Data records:
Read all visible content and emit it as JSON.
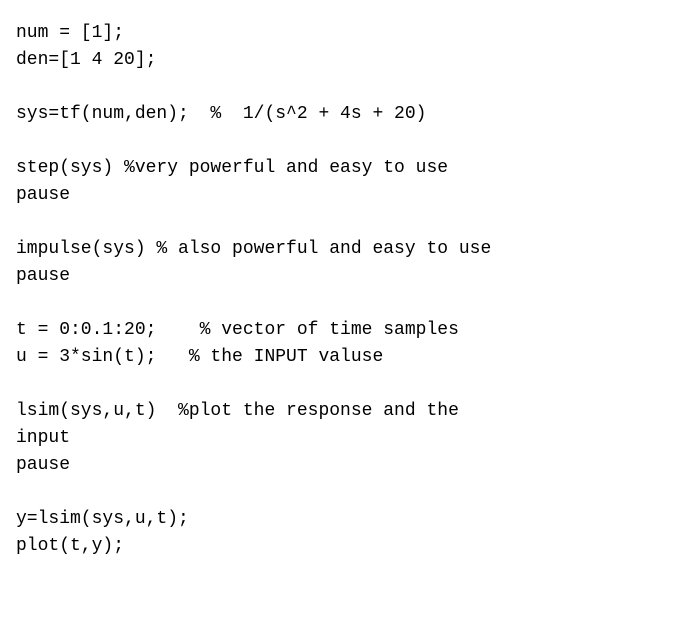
{
  "code": {
    "lines": [
      "num = [1];",
      "den=[1 4 20];",
      "",
      "sys=tf(num,den);  %  1/(s^2 + 4s + 20)",
      "",
      "step(sys) %very powerful and easy to use",
      "pause",
      "",
      "impulse(sys) % also powerful and easy to use",
      "pause",
      "",
      "t = 0:0.1:20;    % vector of time samples",
      "u = 3*sin(t);   % the INPUT valuse",
      "",
      "lsim(sys,u,t)  %plot the response and the",
      "input",
      "pause",
      "",
      "y=lsim(sys,u,t);",
      "plot(t,y);"
    ]
  }
}
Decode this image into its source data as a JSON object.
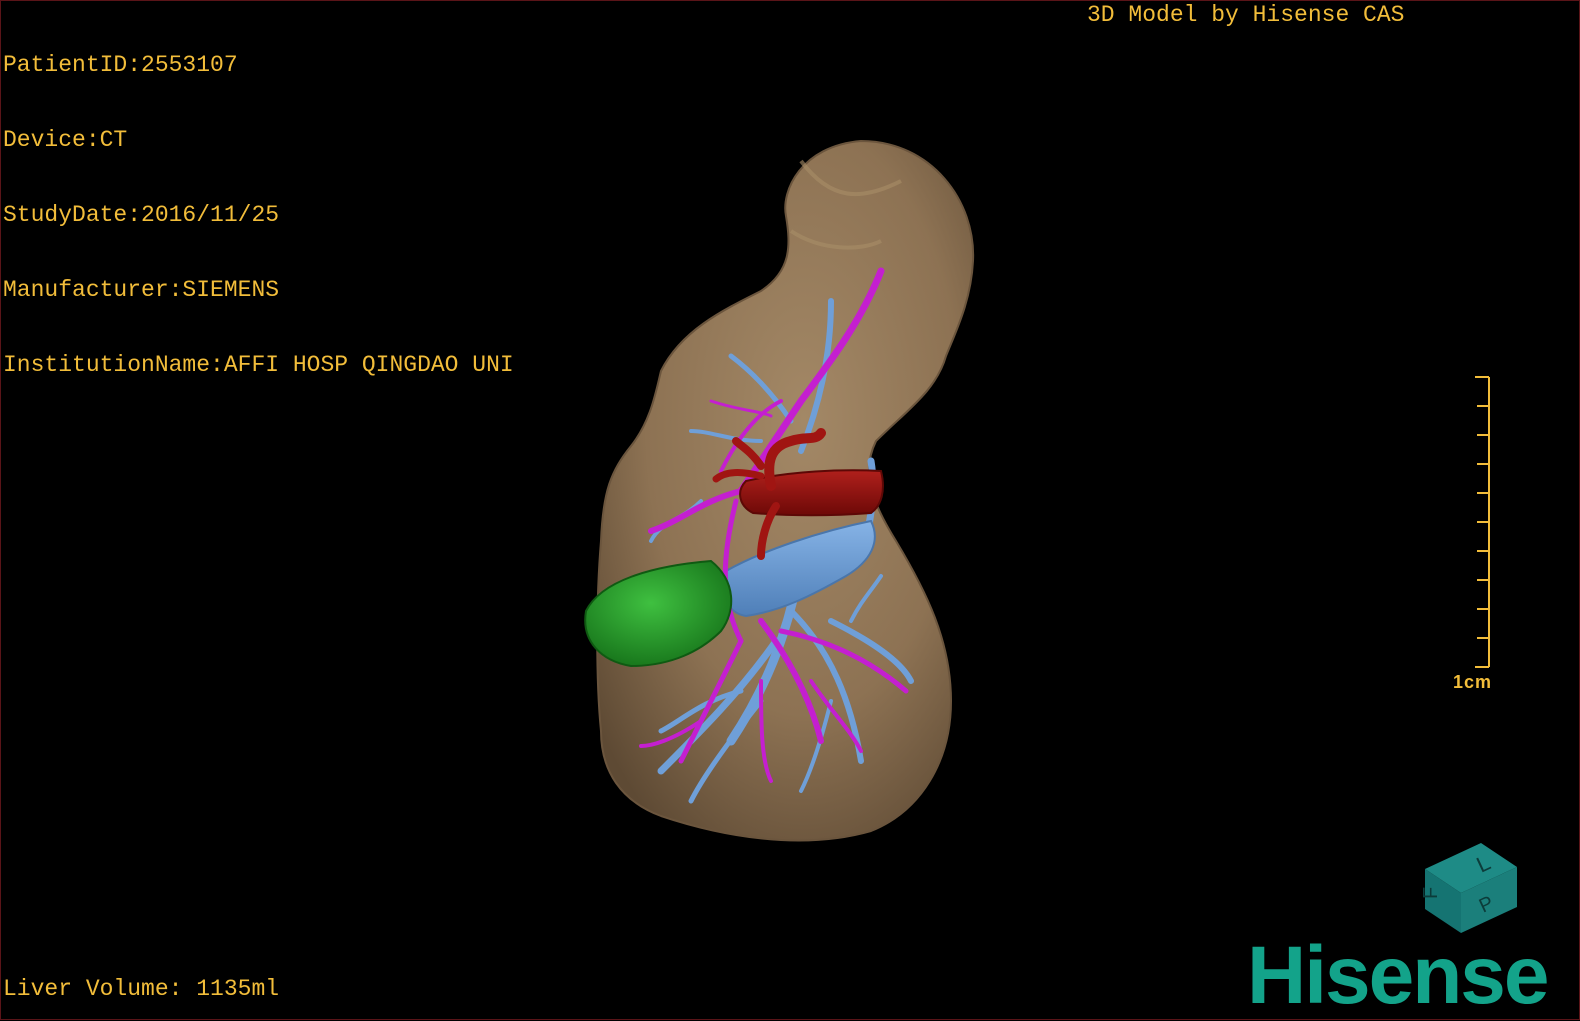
{
  "patient_info": {
    "patient_id": "PatientID:2553107",
    "device": "Device:CT",
    "study_date": "StudyDate:2016/11/25",
    "manufacturer": "Manufacturer:SIEMENS",
    "institution": "InstitutionName:AFFI HOSP QINGDAO UNI"
  },
  "credit": "3D Model by Hisense CAS",
  "liver_volume": "Liver Volume: 1135ml",
  "scale_bar": {
    "label": "1cm",
    "divisions": 10
  },
  "orientation_cube": {
    "face_letters": [
      "L",
      "F",
      "P"
    ]
  },
  "brand_logo": "Hisense",
  "colors": {
    "text": "#f2bd3a",
    "liver": "#8d7253",
    "portal_vein": "#6f9fd8",
    "hepatic_vein": "#c41fd0",
    "artery": "#8e0f0d",
    "gallbladder": "#1f9a24",
    "brand": "#13a38a"
  }
}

#### Exercise brief:
Word for word, quote the full listing, omitting every picture.

#### Answer to this exercise:
Read all visible content and emit it as JSON.
{
  "code": {
    "lines": [
      "num = [1];",
      "den=[1 4 20];",
      "",
      "sys=tf(num,den);  %  1/(s^2 + 4s + 20)",
      "",
      "step(sys) %very powerful and easy to use",
      "pause",
      "",
      "impulse(sys) % also powerful and easy to use",
      "pause",
      "",
      "t = 0:0.1:20;    % vector of time samples",
      "u = 3*sin(t);   % the INPUT valuse",
      "",
      "lsim(sys,u,t)  %plot the response and the",
      "input",
      "pause",
      "",
      "y=lsim(sys,u,t);",
      "plot(t,y);"
    ]
  }
}
Decode this image into its source data as a JSON object.
{
  "patient_info": {
    "patient_id": "PatientID:2553107",
    "device": "Device:CT",
    "study_date": "StudyDate:2016/11/25",
    "manufacturer": "Manufacturer:SIEMENS",
    "institution": "InstitutionName:AFFI HOSP QINGDAO UNI"
  },
  "credit": "3D Model by Hisense CAS",
  "liver_volume": "Liver Volume: 1135ml",
  "scale_bar": {
    "label": "1cm",
    "divisions": 10
  },
  "orientation_cube": {
    "face_letters": [
      "L",
      "F",
      "P"
    ]
  },
  "brand_logo": "Hisense",
  "colors": {
    "text": "#f2bd3a",
    "liver": "#8d7253",
    "portal_vein": "#6f9fd8",
    "hepatic_vein": "#c41fd0",
    "artery": "#8e0f0d",
    "gallbladder": "#1f9a24",
    "brand": "#13a38a"
  }
}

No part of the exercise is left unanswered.